▶ **SHORT PROBLEM**: Copy out the review of The Last Protector word for word, in full.

The Last Protector, the fourth in Andrew Taylor’s series of Restoration crime novels, sees the deposed dictator Richard Cromwell (son of Oliver) in urgent need of money to fund his exile. His situation brings him into the orbits of both Cat Hakesby (née Lovell) and James Marwood, whose relationship involves secrets, work and much yearning on both sides. Cat is now married to the elderly Simon Hakesby, grateful for his protection but resentful of his age and the unexpected demands he makes upon her, while Marwood works for the king and his officials. As usual, the two of them soon find themselves in the greatest danger but their ingenuity and collaboration bring them safely home.
Taylor is so at ease with the period that the political manoeuvrings of his characters are as entertaining as his jokes. At one moment the wicked Duke of Buckingham can be found mocking a sermon in which an earnest divine announces that a ‘lewd woman is a sinful temptation, her eyes are the snares of Satan, and her flesh is the mousetrap of iniquity’. There is colour, violence, devotion, courage and fun here. What more could anyone ask of a crime novel?

▶ **MATERIAL**:
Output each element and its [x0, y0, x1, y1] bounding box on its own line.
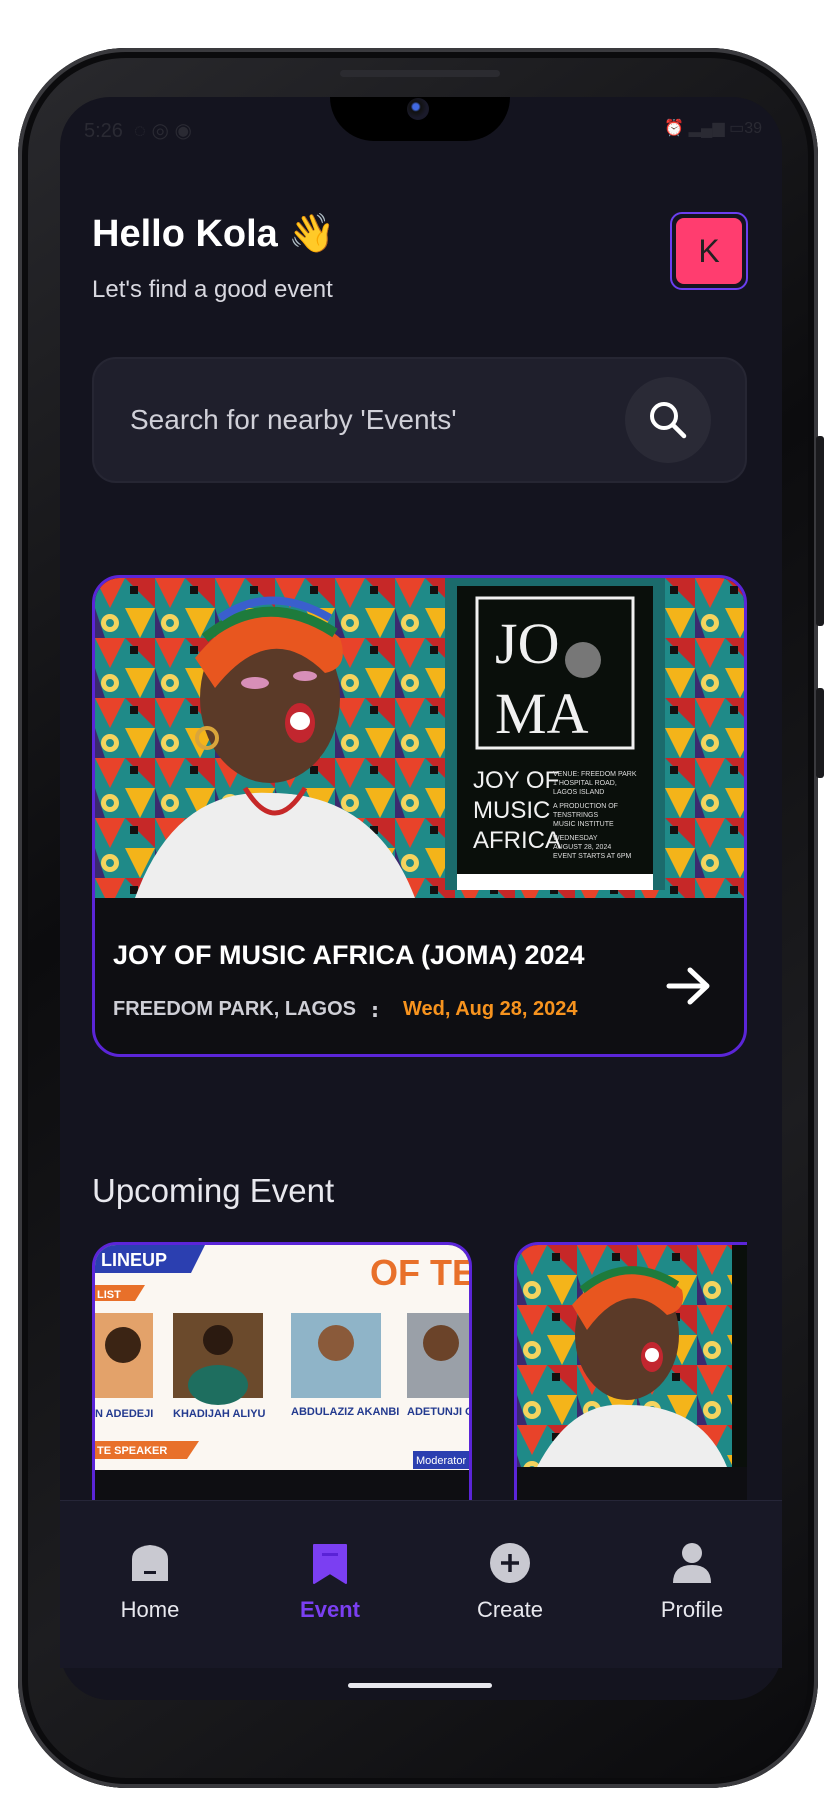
greeting-title: Hello Kola 👋 [92, 213, 336, 255]
poster-date-line: WEDNESDAY [553, 835, 598, 842]
search-bar[interactable]: Search for nearby 'Events' [92, 357, 747, 483]
poster-production-line: MUSIC INSTITUTE [553, 821, 614, 828]
nav-create[interactable]: Create [440, 1541, 580, 1623]
plus-circle-icon [490, 1543, 530, 1583]
alarm-icon: ⏰ [664, 120, 685, 137]
bookmark-icon [313, 1544, 347, 1584]
battery-level: 39 [744, 120, 762, 137]
status-bar-left: 5:26 ◌ ◎ ◉ [84, 118, 192, 143]
featured-event-title: JOY OF MUSIC AFRICA (JOMA) 2024 [113, 940, 585, 970]
upcoming-event-card[interactable]: LINEUP OF TEC LIST N ADEDEJI KHADIJAH AL… [92, 1242, 472, 1512]
front-camera-icon [407, 98, 429, 120]
search-button[interactable] [625, 377, 711, 463]
battery-icon: ▭39 [729, 120, 762, 137]
poster-name-line2: MUSIC [473, 797, 550, 824]
upcoming-event-image [517, 1245, 747, 1512]
poster-venue-line: LAGOS ISLAND [553, 789, 604, 796]
featured-event-date: Wed, Aug 28, 2024 [403, 998, 578, 1020]
arrow-right-icon[interactable] [666, 966, 712, 1010]
poster-venue-line: VENUE: FREEDOM PARK [553, 771, 637, 778]
home-icon [132, 1545, 168, 1581]
upcoming-event-image: LINEUP OF TEC LIST N ADEDEJI KHADIJAH AL… [95, 1245, 472, 1512]
nav-home-label: Home [120, 1597, 180, 1622]
search-icon [650, 402, 687, 439]
featured-event-location: FREEDOM PARK, LAGOS [113, 998, 356, 1020]
nav-profile-label: Profile [660, 1597, 724, 1622]
status-time: 5:26 [84, 120, 123, 142]
poster-logo-line2: MA [495, 681, 589, 746]
earpiece-speaker [340, 70, 500, 77]
upcoming-section-title: Upcoming Event [92, 1172, 335, 1209]
featured-event-card[interactable]: JO MA JOY OF MUSIC AFRICA VENUE: FREEDOM… [92, 575, 747, 1057]
nav-event[interactable]: Event [260, 1541, 400, 1623]
nav-event-label: Event [300, 1597, 360, 1622]
poster-name-line3: AFRICA [473, 827, 561, 854]
home-indicator[interactable] [348, 1683, 492, 1688]
card-heading: OF TEC [370, 1252, 472, 1293]
location-date-separator: : [371, 998, 379, 1022]
moderator-label: Moderator [416, 1455, 466, 1467]
poster-logo-line1: JO [495, 611, 559, 676]
avatar-initial: K [676, 218, 742, 284]
nav-home[interactable]: Home [80, 1541, 220, 1623]
poster-name-line1: JOY OF [473, 767, 559, 794]
poster-production-line: TENSTRINGS [553, 812, 598, 819]
speaker-name: ABDULAZIZ AKANBI [291, 1406, 399, 1418]
person-icon [673, 1543, 711, 1583]
profile-avatar-button[interactable]: K [670, 212, 748, 290]
volume-button [816, 436, 824, 626]
search-input[interactable]: Search for nearby 'Events' [130, 404, 457, 436]
panelist-label: LIST [97, 1289, 121, 1301]
upcoming-event-card[interactable] [514, 1242, 747, 1512]
greeting-subtitle: Let's find a good event [92, 276, 333, 303]
keynote-label: TE SPEAKER [97, 1445, 167, 1457]
signal-icon: ▂▄▆ [688, 120, 725, 137]
nav-profile[interactable]: Profile [622, 1541, 762, 1623]
featured-event-image: JO MA JOY OF MUSIC AFRICA VENUE: FREEDOM… [95, 578, 744, 898]
sync-icon: ◌ ◎ ◉ [128, 120, 192, 142]
poster-date-line: AUGUST 28, 2024 [553, 844, 611, 851]
poster-date-line: EVENT STARTS AT 6PM [553, 853, 631, 860]
bottom-navigation: Home Event Create Profile [60, 1500, 782, 1668]
speaker-name: KHADIJAH ALIYU [173, 1408, 266, 1420]
poster-venue-line: 1 HOSPITAL ROAD, [553, 780, 617, 787]
poster-production-line: A PRODUCTION OF [553, 803, 618, 810]
speaker-name: N ADEDEJI [95, 1408, 153, 1420]
lineup-banner: LINEUP [101, 1250, 167, 1270]
power-button [816, 688, 824, 778]
status-bar-right: ⏰ ▂▄▆ ▭39 [664, 118, 762, 138]
nav-create-label: Create [476, 1597, 544, 1622]
speaker-name: ADETUNJI O. JACOB [407, 1406, 472, 1418]
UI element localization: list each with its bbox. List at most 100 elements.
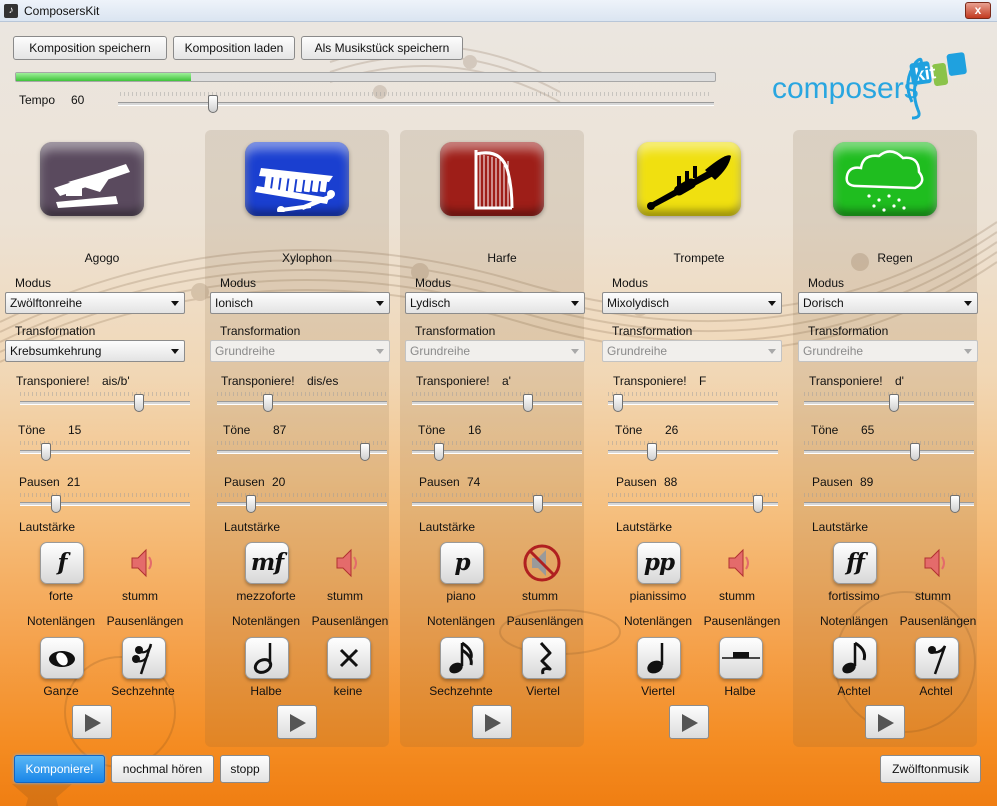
transpose-value: d' xyxy=(895,374,904,388)
tones-slider-thumb[interactable] xyxy=(40,443,51,461)
dynamic-button[interactable]: f xyxy=(40,542,84,584)
compose-button[interactable]: Komponiere! xyxy=(14,755,105,783)
note-length-button[interactable] xyxy=(40,637,84,679)
pause-length-button[interactable] xyxy=(522,637,566,679)
pauses-slider[interactable] xyxy=(20,495,190,513)
pauses-slider[interactable] xyxy=(217,495,387,513)
tones-slider-thumb[interactable] xyxy=(359,443,370,461)
dynamic-button[interactable]: pp xyxy=(637,542,681,584)
dynamic-button[interactable]: p xyxy=(440,542,484,584)
transpose-slider[interactable] xyxy=(804,394,974,412)
play-button[interactable] xyxy=(865,705,905,739)
transpose-value: F xyxy=(699,374,707,388)
pauses-slider-thumb[interactable] xyxy=(246,495,256,513)
instrument-tile[interactable] xyxy=(637,142,741,216)
tones-value: 65 xyxy=(861,423,875,437)
play-button[interactable] xyxy=(472,705,512,739)
note-length-button[interactable] xyxy=(833,637,877,679)
transpose-slider[interactable] xyxy=(608,394,778,412)
transpose-slider[interactable] xyxy=(412,394,582,412)
instrument-tile[interactable] xyxy=(40,142,144,216)
dynamic-symbol: f xyxy=(57,549,68,576)
tones-slider-thumb[interactable] xyxy=(909,443,920,461)
transpose-slider-thumb[interactable] xyxy=(522,394,533,412)
dynamic-button[interactable]: mf xyxy=(245,542,289,584)
pause-length-button[interactable] xyxy=(327,637,371,679)
note-length-button[interactable] xyxy=(440,637,484,679)
mute-label: stumm xyxy=(327,589,363,603)
mode-select-value: Mixolydisch xyxy=(607,296,670,310)
chevron-down-icon xyxy=(964,349,972,354)
tones-slider[interactable] xyxy=(412,443,582,461)
mode-select[interactable]: Dorisch xyxy=(798,292,978,314)
muted-speaker-icon[interactable] xyxy=(520,543,564,583)
transpose-slider[interactable] xyxy=(20,394,190,412)
speaker-icon[interactable] xyxy=(717,543,761,583)
tempo-slider[interactable] xyxy=(118,95,714,113)
twelve-tone-music-button[interactable]: Zwölftonmusik xyxy=(880,755,981,783)
mode-label: Modus xyxy=(220,276,257,290)
tones-slider[interactable] xyxy=(608,443,778,461)
pauses-slider-thumb[interactable] xyxy=(50,495,61,513)
pauses-slider-thumb[interactable] xyxy=(950,495,961,513)
mode-select[interactable]: Zwölftonreihe xyxy=(5,292,185,314)
transpose-slider-thumb[interactable] xyxy=(263,394,273,412)
mode-select[interactable]: Ionisch xyxy=(210,292,390,314)
play-button[interactable] xyxy=(277,705,317,739)
transpose-label: Transponiere! xyxy=(16,374,90,388)
instrument-tile[interactable] xyxy=(833,142,937,216)
transpose-slider[interactable] xyxy=(217,394,387,412)
tones-slider[interactable] xyxy=(804,443,974,461)
note-lengths-label: Notenlängen xyxy=(623,614,693,628)
transpose-value: dis/es xyxy=(307,374,339,388)
note-length-button[interactable] xyxy=(245,637,289,679)
pause-length-button[interactable] xyxy=(122,637,166,679)
play-button[interactable] xyxy=(669,705,709,739)
tones-value: 15 xyxy=(68,423,82,437)
dynamic-button[interactable]: ff xyxy=(833,542,877,584)
mode-select[interactable]: Mixolydisch xyxy=(602,292,782,314)
replay-button[interactable]: nochmal hören xyxy=(111,755,214,783)
dynamic-symbol: ff xyxy=(846,549,865,576)
tones-slider[interactable] xyxy=(20,443,190,461)
pauses-slider[interactable] xyxy=(412,495,582,513)
tones-slider-thumb[interactable] xyxy=(434,443,445,461)
mode-select[interactable]: Lydisch xyxy=(405,292,585,314)
stop-button[interactable]: stopp xyxy=(220,755,270,783)
close-button[interactable]: x xyxy=(965,2,991,19)
transformation-select[interactable]: Krebsumkehrung xyxy=(5,340,185,362)
tones-slider[interactable] xyxy=(217,443,387,461)
tempo-slider-thumb[interactable] xyxy=(208,95,219,113)
play-button[interactable] xyxy=(72,705,112,739)
instrument-name: Xylophon xyxy=(281,251,333,265)
load-composition-button[interactable]: Komposition laden xyxy=(173,36,295,60)
tones-slider-thumb[interactable] xyxy=(647,443,658,461)
tones-value: 16 xyxy=(468,423,482,437)
pauses-slider[interactable] xyxy=(608,495,778,513)
pause-length-button[interactable] xyxy=(915,637,959,679)
pauses-slider-thumb[interactable] xyxy=(532,495,543,513)
pauses-slider[interactable] xyxy=(804,495,974,513)
pause-length-label: Viertel xyxy=(526,684,560,698)
transpose-slider-thumb[interactable] xyxy=(613,394,624,412)
mode-select-value: Dorisch xyxy=(803,296,844,310)
instrument-tile[interactable] xyxy=(440,142,544,216)
volume-label: Lautstärke xyxy=(812,520,869,534)
speaker-icon[interactable] xyxy=(913,543,957,583)
instrument-tile[interactable] xyxy=(245,142,349,216)
save-as-piece-button[interactable]: Als Musikstück speichern xyxy=(301,36,463,60)
note-length-button[interactable] xyxy=(637,637,681,679)
pauses-slider-thumb[interactable] xyxy=(752,495,763,513)
half-rest-icon xyxy=(722,652,760,659)
speaker-icon[interactable] xyxy=(325,543,369,583)
speaker-icon[interactable] xyxy=(120,543,164,583)
window-title: ComposersKit xyxy=(24,4,100,18)
save-composition-button[interactable]: Komposition speichern xyxy=(13,36,167,60)
pause-length-button[interactable] xyxy=(719,637,763,679)
transpose-slider-thumb[interactable] xyxy=(889,394,900,412)
transpose-slider-thumb[interactable] xyxy=(134,394,144,412)
sixteenth-note-icon xyxy=(449,641,473,674)
dynamic-label: pianissimo xyxy=(629,589,687,603)
composerskit-logo: composers kit xyxy=(772,42,972,122)
tones-label: Töne xyxy=(223,423,251,437)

▶ **OUTPUT FOR THIS EXERCISE**:
The Last Protector, the fourth in Andrew Taylor’s series of Restoration crime novels, sees the deposed dictator Richard Cromwell (son of Oliver) in urgent need of money to fund his exile. His situation brings him into the orbits of both Cat Hakesby (née Lovell) and James Marwood, whose relationship involves secrets, work and much yearning on both sides. Cat is now married to the elderly Simon Hakesby, grateful for his protection but resentful of his age and the unexpected demands he makes upon her, while Marwood works for the king and his officials. As usual, the two of them soon find themselves in the greatest danger but their ingenuity and collaboration bring them safely home.
Taylor is so at ease with the period that the political manoeuvrings of his characters are as entertaining as his jokes. At one moment the wicked Duke of Buckingham can be found mocking a sermon in which an earnest divine announces that a ‘lewd woman is a sinful temptation, her eyes are the snares of Satan, and her flesh is the mousetrap of iniquity’. There is colour, violence, devotion, courage and fun here. What more could anyone ask of a crime novel?